─── DATA LISTING

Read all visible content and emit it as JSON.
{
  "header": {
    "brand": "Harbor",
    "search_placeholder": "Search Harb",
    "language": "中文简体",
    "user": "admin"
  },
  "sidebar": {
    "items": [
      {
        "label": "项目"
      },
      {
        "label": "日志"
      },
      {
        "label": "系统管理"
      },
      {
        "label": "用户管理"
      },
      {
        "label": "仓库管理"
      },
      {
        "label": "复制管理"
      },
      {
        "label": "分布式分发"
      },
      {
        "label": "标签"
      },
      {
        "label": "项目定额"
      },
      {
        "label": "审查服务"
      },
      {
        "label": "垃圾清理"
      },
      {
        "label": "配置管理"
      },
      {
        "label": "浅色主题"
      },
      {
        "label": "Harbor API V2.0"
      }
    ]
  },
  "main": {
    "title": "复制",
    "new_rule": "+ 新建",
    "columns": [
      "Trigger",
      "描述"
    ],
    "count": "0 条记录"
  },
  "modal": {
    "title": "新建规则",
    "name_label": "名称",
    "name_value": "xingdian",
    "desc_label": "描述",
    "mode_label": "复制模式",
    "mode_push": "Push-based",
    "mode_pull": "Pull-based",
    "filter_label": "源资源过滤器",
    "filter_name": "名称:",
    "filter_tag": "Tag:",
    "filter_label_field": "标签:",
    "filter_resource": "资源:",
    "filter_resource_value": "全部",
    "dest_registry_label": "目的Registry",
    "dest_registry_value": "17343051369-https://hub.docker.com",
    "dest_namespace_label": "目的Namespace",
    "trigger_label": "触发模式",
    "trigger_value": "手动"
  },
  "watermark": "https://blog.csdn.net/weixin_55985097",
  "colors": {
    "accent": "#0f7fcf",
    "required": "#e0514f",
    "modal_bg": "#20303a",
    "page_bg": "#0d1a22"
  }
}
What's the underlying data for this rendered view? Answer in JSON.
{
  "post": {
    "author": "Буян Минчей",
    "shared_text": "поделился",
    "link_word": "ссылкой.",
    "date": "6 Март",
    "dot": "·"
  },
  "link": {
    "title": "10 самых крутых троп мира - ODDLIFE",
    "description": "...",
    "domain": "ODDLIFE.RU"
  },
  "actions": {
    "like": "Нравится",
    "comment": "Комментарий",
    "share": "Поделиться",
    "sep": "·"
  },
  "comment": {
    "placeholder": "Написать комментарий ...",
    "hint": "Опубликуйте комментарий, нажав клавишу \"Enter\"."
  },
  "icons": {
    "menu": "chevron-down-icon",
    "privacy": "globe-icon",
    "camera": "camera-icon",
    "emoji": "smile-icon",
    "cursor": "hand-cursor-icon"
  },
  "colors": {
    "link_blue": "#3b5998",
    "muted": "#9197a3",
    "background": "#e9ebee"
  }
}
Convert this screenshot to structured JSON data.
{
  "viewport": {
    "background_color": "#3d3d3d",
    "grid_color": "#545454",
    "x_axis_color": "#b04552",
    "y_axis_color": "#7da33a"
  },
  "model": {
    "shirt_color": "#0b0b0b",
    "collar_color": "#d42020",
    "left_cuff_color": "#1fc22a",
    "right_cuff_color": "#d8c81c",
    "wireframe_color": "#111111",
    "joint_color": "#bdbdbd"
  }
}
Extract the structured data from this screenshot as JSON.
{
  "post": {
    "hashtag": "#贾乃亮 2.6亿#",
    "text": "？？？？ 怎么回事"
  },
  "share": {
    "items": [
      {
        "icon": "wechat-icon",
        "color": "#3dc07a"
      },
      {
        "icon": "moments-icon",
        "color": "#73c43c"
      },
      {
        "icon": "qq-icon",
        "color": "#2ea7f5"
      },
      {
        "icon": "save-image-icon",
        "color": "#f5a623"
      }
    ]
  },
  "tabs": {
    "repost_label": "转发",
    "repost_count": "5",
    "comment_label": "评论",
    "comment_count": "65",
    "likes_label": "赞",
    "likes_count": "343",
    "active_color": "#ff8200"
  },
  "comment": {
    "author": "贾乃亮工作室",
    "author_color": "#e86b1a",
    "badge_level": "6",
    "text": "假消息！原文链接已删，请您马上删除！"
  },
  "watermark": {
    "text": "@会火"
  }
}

──────

◆ **EXERCISE DIRECTIONS**
Your task is to quote all of the data word for word.

◆ **ANSWER TO THE EXERCISE**
Read all visible content and emit it as JSON.
{
  "header": {
    "brand": "Harbor",
    "search_placeholder": "Search Harb",
    "language": "中文简体",
    "user": "admin"
  },
  "sidebar": {
    "items": [
      {
        "label": "项目"
      },
      {
        "label": "日志"
      },
      {
        "label": "系统管理"
      },
      {
        "label": "用户管理"
      },
      {
        "label": "仓库管理"
      },
      {
        "label": "复制管理"
      },
      {
        "label": "分布式分发"
      },
      {
        "label": "标签"
      },
      {
        "label": "项目定额"
      },
      {
        "label": "审查服务"
      },
      {
        "label": "垃圾清理"
      },
      {
        "label": "配置管理"
      },
      {
        "label": "浅色主题"
      },
      {
        "label": "Harbor API V2.0"
      }
    ]
  },
  "main": {
    "title": "复制",
    "new_rule": "+ 新建",
    "columns": [
      "Trigger",
      "描述"
    ],
    "count": "0 条记录"
  },
  "modal": {
    "title": "新建规则",
    "name_label": "名称",
    "name_value": "xingdian",
    "desc_label": "描述",
    "mode_label": "复制模式",
    "mode_push": "Push-based",
    "mode_pull": "Pull-based",
    "filter_label": "源资源过滤器",
    "filter_name": "名称:",
    "filter_tag": "Tag:",
    "filter_label_field": "标签:",
    "filter_resource": "资源:",
    "filter_resource_value": "全部",
    "dest_registry_label": "目的Registry",
    "dest_registry_value": "17343051369-https://hub.docker.com",
    "dest_namespace_label": "目的Namespace",
    "trigger_label": "触发模式",
    "trigger_value": "手动"
  },
  "watermark": "https://blog.csdn.net/weixin_55985097",
  "colors": {
    "accent": "#0f7fcf",
    "required": "#e0514f",
    "modal_bg": "#20303a",
    "page_bg": "#0d1a22"
  }
}
What's the underlying data for this rendered view? Answer in JSON.
{
  "post": {
    "author": "Буян Минчей",
    "shared_text": "поделился",
    "link_word": "ссылкой.",
    "date": "6 Март",
    "dot": "·"
  },
  "link": {
    "title": "10 самых крутых троп мира - ODDLIFE",
    "description": "...",
    "domain": "ODDLIFE.RU"
  },
  "actions": {
    "like": "Нравится",
    "comment": "Комментарий",
    "share": "Поделиться",
    "sep": "·"
  },
  "comment": {
    "placeholder": "Написать комментарий ...",
    "hint": "Опубликуйте комментарий, нажав клавишу \"Enter\"."
  },
  "icons": {
    "menu": "chevron-down-icon",
    "privacy": "globe-icon",
    "camera": "camera-icon",
    "emoji": "smile-icon",
    "cursor": "hand-cursor-icon"
  },
  "colors": {
    "link_blue": "#3b5998",
    "muted": "#9197a3",
    "background": "#e9ebee"
  }
}
Convert this screenshot to structured JSON data.
{
  "viewport": {
    "background_color": "#3d3d3d",
    "grid_color": "#545454",
    "x_axis_color": "#b04552",
    "y_axis_color": "#7da33a"
  },
  "model": {
    "shirt_color": "#0b0b0b",
    "collar_color": "#d42020",
    "left_cuff_color": "#1fc22a",
    "right_cuff_color": "#d8c81c",
    "wireframe_color": "#111111",
    "joint_color": "#bdbdbd"
  }
}
Extract the structured data from this screenshot as JSON.
{
  "post": {
    "hashtag": "#贾乃亮 2.6亿#",
    "text": "？？？？ 怎么回事"
  },
  "share": {
    "items": [
      {
        "icon": "wechat-icon",
        "color": "#3dc07a"
      },
      {
        "icon": "moments-icon",
        "color": "#73c43c"
      },
      {
        "icon": "qq-icon",
        "color": "#2ea7f5"
      },
      {
        "icon": "save-image-icon",
        "color": "#f5a623"
      }
    ]
  },
  "tabs": {
    "repost_label": "转发",
    "repost_count": "5",
    "comment_label": "评论",
    "comment_count": "65",
    "likes_label": "赞",
    "likes_count": "343",
    "active_color": "#ff8200"
  },
  "comment": {
    "author": "贾乃亮工作室",
    "author_color": "#e86b1a",
    "badge_level": "6",
    "text": "假消息！原文链接已删，请您马上删除！"
  },
  "watermark": {
    "text": "@会火"
  }
}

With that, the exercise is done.